» TASK DETAILS: Copy out each line of the data below in which the string "circular" appears.

» Excerpts from a figure dataset:

<<<<

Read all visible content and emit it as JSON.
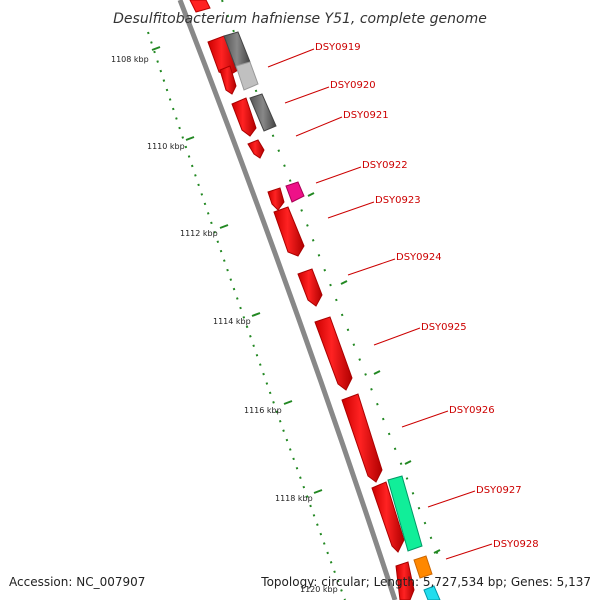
{
  "title": "Desulfitobacterium hafniense Y51, complete genome",
  "footer": {
    "accession_label": "Accession:",
    "accession": "NC_007907",
    "topology_label": "Topology:",
    "topology": "circular;",
    "length_label": "Length:",
    "length": "5,727,534 bp;",
    "genes_label": "Genes:",
    "genes": "5,137"
  },
  "ticks": [
    {
      "label": "1108 kbp"
    },
    {
      "label": "1110 kbp"
    },
    {
      "label": "1112 kbp"
    },
    {
      "label": "1114 kbp"
    },
    {
      "label": "1116 kbp"
    },
    {
      "label": "1118 kbp"
    },
    {
      "label": "1120 kbp"
    }
  ],
  "genes": [
    {
      "label": "DSY0919"
    },
    {
      "label": "DSY0920"
    },
    {
      "label": "DSY0921"
    },
    {
      "label": "DSY0922"
    },
    {
      "label": "DSY0923"
    },
    {
      "label": "DSY0924"
    },
    {
      "label": "DSY0925"
    },
    {
      "label": "DSY0926"
    },
    {
      "label": "DSY0927"
    },
    {
      "label": "DSY0928"
    }
  ],
  "colors": {
    "forward_gene": "#ff0000",
    "reverse_gene": "#666666",
    "reverse_gene_light": "#c0c0c0",
    "magenta_gene": "#ee1188",
    "green_gene": "#11ee99",
    "orange_gene": "#ff8800",
    "cyan_gene": "#22ddee",
    "backbone": "#888888",
    "tick_green": "#228822",
    "label_red": "#cc0000"
  }
}
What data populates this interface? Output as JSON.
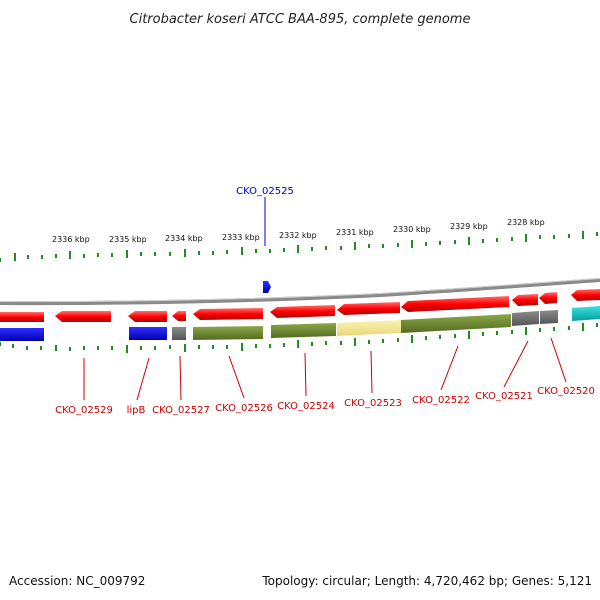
{
  "title": "Citrobacter koseri ATCC BAA-895, complete genome",
  "footer": {
    "accession": "Accession: NC_009792",
    "topology": "Topology: circular; Length: 4,720,462 bp; Genes: 5,121"
  },
  "colors": {
    "forward_gene": "#ff0000",
    "reverse_gene": "#ff0000",
    "blue_gene": "#0000dd",
    "olive_gene": "#6b8e23",
    "yellow_gene": "#f0e68c",
    "gray_gene": "#696969",
    "cyan_gene": "#00cccc",
    "tick_green": "#228b22",
    "backbone": "#909090",
    "top_label_color": "#0000cc",
    "bottom_label_color": "#cc0000"
  },
  "scale_labels": [
    "2336 kbp",
    "2335 kbp",
    "2334 kbp",
    "2333 kbp",
    "2332 kbp",
    "2331 kbp",
    "2330 kbp",
    "2329 kbp",
    "2328 kbp"
  ],
  "top_gene_labels": [
    "CKO_02525"
  ],
  "bottom_gene_labels": [
    "CKO_02529",
    "lipB",
    "CKO_02527",
    "CKO_02526",
    "CKO_02524",
    "CKO_02523",
    "CKO_02522",
    "CKO_02521",
    "CKO_02520"
  ]
}
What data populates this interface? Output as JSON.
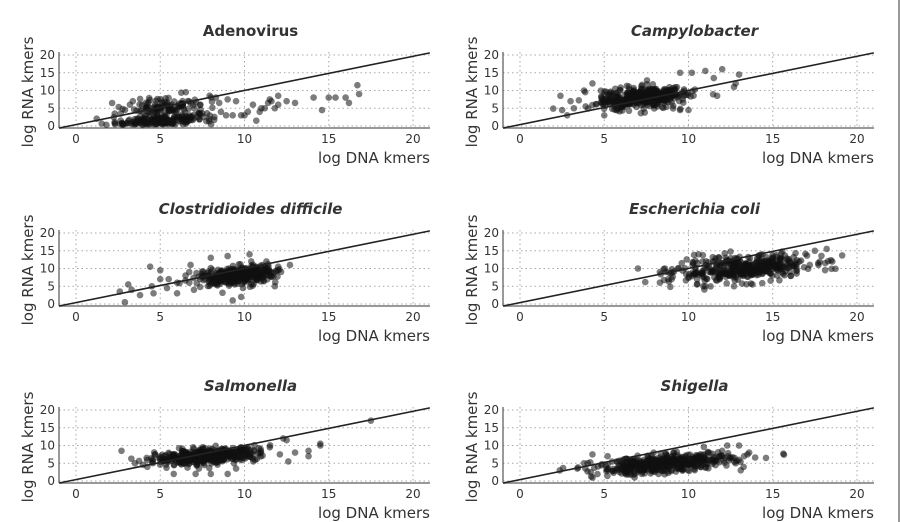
{
  "figure": {
    "description": "Six scatter panels of log RNA kmers vs log DNA kmers, each with a y=x reference line"
  },
  "chart_data": [
    {
      "type": "scatter",
      "title": "Adenovirus",
      "title_italic": false,
      "xlabel": "log DNA kmers",
      "ylabel": "log RNA kmers",
      "xlim": [
        -1,
        21
      ],
      "ylim": [
        0,
        21
      ],
      "xticks": [
        "0",
        "5",
        "10",
        "15",
        "20"
      ],
      "yticks": [
        "0",
        "5",
        "10",
        "15",
        "20"
      ],
      "grid": true,
      "reference_line": "y = x",
      "approximate": true,
      "clusters": [
        {
          "cx": 5.2,
          "cy": 1.5,
          "sx": 1.4,
          "sy": 0.9,
          "n": 180
        },
        {
          "cx": 5.3,
          "cy": 5.5,
          "sx": 1.2,
          "sy": 1.3,
          "n": 110
        }
      ],
      "points": [
        [
          8.3,
          8
        ],
        [
          8.5,
          6.5
        ],
        [
          8.6,
          4
        ],
        [
          9,
          7.5
        ],
        [
          9.3,
          3
        ],
        [
          9.5,
          7
        ],
        [
          9.8,
          3
        ],
        [
          10,
          3
        ],
        [
          10.2,
          4
        ],
        [
          10.5,
          6
        ],
        [
          10.7,
          1.5
        ],
        [
          10.9,
          4
        ],
        [
          11,
          5
        ],
        [
          11.2,
          5
        ],
        [
          11.4,
          6.5
        ],
        [
          11.5,
          7.5
        ],
        [
          11.6,
          7
        ],
        [
          11.8,
          5
        ],
        [
          12,
          8.5
        ],
        [
          12,
          6
        ],
        [
          12.5,
          7
        ],
        [
          13,
          6.5
        ],
        [
          14.1,
          8
        ],
        [
          14.6,
          4.5
        ],
        [
          15,
          8
        ],
        [
          15.4,
          8
        ],
        [
          16,
          8
        ],
        [
          16.2,
          6.5
        ],
        [
          16.7,
          11.5
        ],
        [
          16.8,
          9
        ],
        [
          2.3,
          3.5
        ],
        [
          2.3,
          0.8
        ],
        [
          3.2,
          6
        ]
      ]
    },
    {
      "type": "scatter",
      "title": "Campylobacter",
      "title_italic": true,
      "xlabel": "log DNA kmers",
      "ylabel": "log RNA kmers",
      "xlim": [
        -1,
        21
      ],
      "ylim": [
        0,
        21
      ],
      "xticks": [
        "0",
        "5",
        "10",
        "15",
        "20"
      ],
      "yticks": [
        "0",
        "5",
        "10",
        "15",
        "20"
      ],
      "grid": true,
      "reference_line": "y = x",
      "approximate": true,
      "clusters": [
        {
          "cx": 7.2,
          "cy": 8,
          "sx": 1.3,
          "sy": 1.5,
          "n": 420
        }
      ],
      "points": [
        [
          2.4,
          8.5
        ],
        [
          2.5,
          4.5
        ],
        [
          2.8,
          3
        ],
        [
          3,
          7
        ],
        [
          3.2,
          5
        ],
        [
          3.8,
          10
        ],
        [
          4.3,
          12
        ],
        [
          5,
          3
        ],
        [
          9.5,
          15
        ],
        [
          10.2,
          15
        ],
        [
          11,
          15.5
        ],
        [
          11.5,
          13.5
        ],
        [
          11.7,
          8.5
        ],
        [
          12,
          16
        ],
        [
          12.7,
          11
        ],
        [
          12.8,
          12
        ],
        [
          13,
          14.5
        ],
        [
          9.5,
          4.5
        ],
        [
          10,
          4.5
        ]
      ]
    },
    {
      "type": "scatter",
      "title": "Clostridioides difficile",
      "title_italic": true,
      "xlabel": "log DNA kmers",
      "ylabel": "log RNA kmers",
      "xlim": [
        -1,
        21
      ],
      "ylim": [
        0,
        21
      ],
      "xticks": [
        "0",
        "5",
        "10",
        "15",
        "20"
      ],
      "yticks": [
        "0",
        "5",
        "10",
        "15",
        "20"
      ],
      "grid": true,
      "reference_line": "y = x",
      "approximate": true,
      "clusters": [
        {
          "cx": 9.6,
          "cy": 8,
          "sx": 1.1,
          "sy": 1.2,
          "n": 380
        }
      ],
      "points": [
        [
          2.6,
          3.5
        ],
        [
          2.9,
          0.5
        ],
        [
          3.1,
          5.5
        ],
        [
          3.3,
          4
        ],
        [
          3.8,
          2.5
        ],
        [
          4.4,
          10.5
        ],
        [
          4.5,
          5
        ],
        [
          4.6,
          3
        ],
        [
          5,
          7
        ],
        [
          5,
          9.5
        ],
        [
          5.4,
          4.5
        ],
        [
          5.5,
          7
        ],
        [
          6,
          6
        ],
        [
          6,
          3
        ],
        [
          6.5,
          8
        ],
        [
          6.8,
          11
        ],
        [
          7,
          4
        ],
        [
          8,
          13
        ],
        [
          9,
          13.5
        ],
        [
          10.3,
          14
        ],
        [
          10.4,
          12
        ],
        [
          11.3,
          12
        ],
        [
          11.8,
          5
        ],
        [
          12,
          10.5
        ],
        [
          12.7,
          11
        ],
        [
          9.3,
          1
        ],
        [
          9.8,
          2
        ]
      ]
    },
    {
      "type": "scatter",
      "title": "Escherichia coli",
      "title_italic": true,
      "xlabel": "log DNA kmers",
      "ylabel": "log RNA kmers",
      "xlim": [
        -1,
        21
      ],
      "ylim": [
        0,
        21
      ],
      "xticks": [
        "0",
        "5",
        "10",
        "15",
        "20"
      ],
      "yticks": [
        "0",
        "5",
        "10",
        "15",
        "20"
      ],
      "grid": true,
      "reference_line": "y = x",
      "approximate": true,
      "clusters": [
        {
          "cx": 13.3,
          "cy": 10,
          "sx": 2.0,
          "sy": 1.7,
          "n": 420
        }
      ],
      "points": [
        [
          7,
          10
        ],
        [
          8.3,
          9
        ],
        [
          8.6,
          10
        ],
        [
          8.8,
          7
        ],
        [
          9,
          7
        ],
        [
          9.4,
          10
        ],
        [
          9.6,
          11.5
        ],
        [
          10.6,
          14
        ],
        [
          10.5,
          5.5
        ],
        [
          11,
          5
        ],
        [
          12.7,
          5
        ],
        [
          13.8,
          5.5
        ],
        [
          17.5,
          15
        ],
        [
          17.7,
          11.5
        ],
        [
          18.2,
          15.5
        ],
        [
          17.2,
          11
        ],
        [
          12.2,
          13
        ]
      ]
    },
    {
      "type": "scatter",
      "title": "Salmonella",
      "title_italic": true,
      "xlabel": "log DNA kmers",
      "ylabel": "log RNA kmers",
      "xlim": [
        -1,
        21
      ],
      "ylim": [
        0,
        21
      ],
      "xticks": [
        "0",
        "5",
        "10",
        "15",
        "20"
      ],
      "yticks": [
        "0",
        "5",
        "10",
        "15",
        "20"
      ],
      "grid": true,
      "reference_line": "y = x",
      "approximate": true,
      "clusters": [
        {
          "cx": 7.8,
          "cy": 7,
          "sx": 1.5,
          "sy": 1.0,
          "n": 480
        }
      ],
      "points": [
        [
          2.7,
          8.5
        ],
        [
          3.5,
          5
        ],
        [
          4.7,
          7.5
        ],
        [
          5.8,
          2
        ],
        [
          7.1,
          2
        ],
        [
          8,
          2
        ],
        [
          9,
          2
        ],
        [
          9.5,
          3.5
        ],
        [
          11.5,
          9.5
        ],
        [
          12.3,
          12
        ],
        [
          12.5,
          11.5
        ],
        [
          12.6,
          5.5
        ],
        [
          13,
          8
        ],
        [
          13.8,
          8.5
        ],
        [
          13.8,
          7
        ],
        [
          14.5,
          10.5
        ],
        [
          14.5,
          10
        ],
        [
          17.5,
          17
        ],
        [
          12.1,
          7.5
        ]
      ]
    },
    {
      "type": "scatter",
      "title": "Shigella",
      "title_italic": true,
      "xlabel": "log DNA kmers",
      "ylabel": "log RNA kmers",
      "xlim": [
        -1,
        21
      ],
      "ylim": [
        0,
        21
      ],
      "xticks": [
        "0",
        "5",
        "10",
        "15",
        "20"
      ],
      "yticks": [
        "0",
        "5",
        "10",
        "15",
        "20"
      ],
      "grid": true,
      "reference_line": "y = x",
      "approximate": true,
      "clusters": [
        {
          "cx": 8.5,
          "cy": 4.8,
          "sx": 2.0,
          "sy": 1.2,
          "n": 480
        }
      ],
      "points": [
        [
          3.8,
          5
        ],
        [
          4.2,
          2.5
        ],
        [
          4.3,
          7.5
        ],
        [
          5.2,
          7
        ],
        [
          6.8,
          1
        ],
        [
          12.3,
          10
        ],
        [
          13,
          10
        ],
        [
          13.1,
          3
        ],
        [
          13.3,
          7
        ],
        [
          13.5,
          7.5
        ],
        [
          13.6,
          8
        ],
        [
          14.6,
          6.5
        ],
        [
          12.8,
          5
        ],
        [
          12,
          8.5
        ]
      ]
    }
  ]
}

>>>>

» RESPONSE BOX:
    "topology": "circular;",
    "topology": "Topology: circular; Length: 4,720,462 bp; Genes: 5,121"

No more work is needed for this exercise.